Set exercise: Search the records for the word "Name" and pick out every line that has it.

Input material:
────────────────
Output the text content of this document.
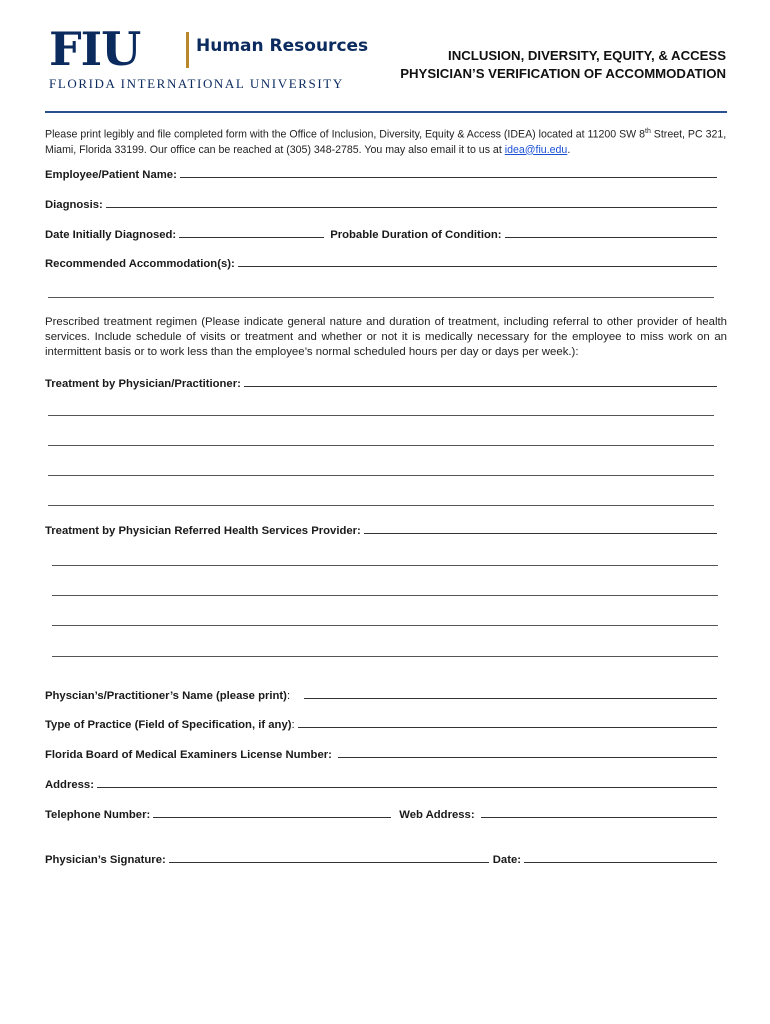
FIU	Human Resources
FLORIDA INTERNATIONAL UNIVERSITY
INCLUSION, DIVERSITY, EQUITY, & ACCESS
PHYSICIAN’S VERIFICATION OF ACCOMMODATION
Please print legibly and file completed form with the Office of Inclusion, Diversity, Equity & Access (IDEA) located at 11200 SW 8th Street, PC 321, Miami, Florida 33199. Our office can be reached at (305) 348-2785. You may also email it to us at idea@fiu.edu.
Employee/Patient Name:
Diagnosis:
Date Initially Diagnosed:	Probable Duration of Condition:
Recommended Accommodation(s):
Prescribed treatment regimen (Please indicate general nature and duration of treatment, including referral to other provider of health services. Include schedule of visits or treatment and whether or not it is medically necessary for the employee to miss work on an intermittent basis or to work less than the employee’s normal scheduled hours per day or days per week.):
Treatment by Physician/Practitioner:
Treatment by Physician Referred Health Services Provider:
Physcian’s/Practitioner’s Name (please print) :
Type of Practice (Field of Specification, if any) :
Florida Board of Medical Examiners License Number:
Address:
Telephone Number:	Web Address:
Physician’s Signature:	Date:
────────────────
Result for this task:
Employee/Patient Name:
Physcian’s/Practitioner’s Name (please print) :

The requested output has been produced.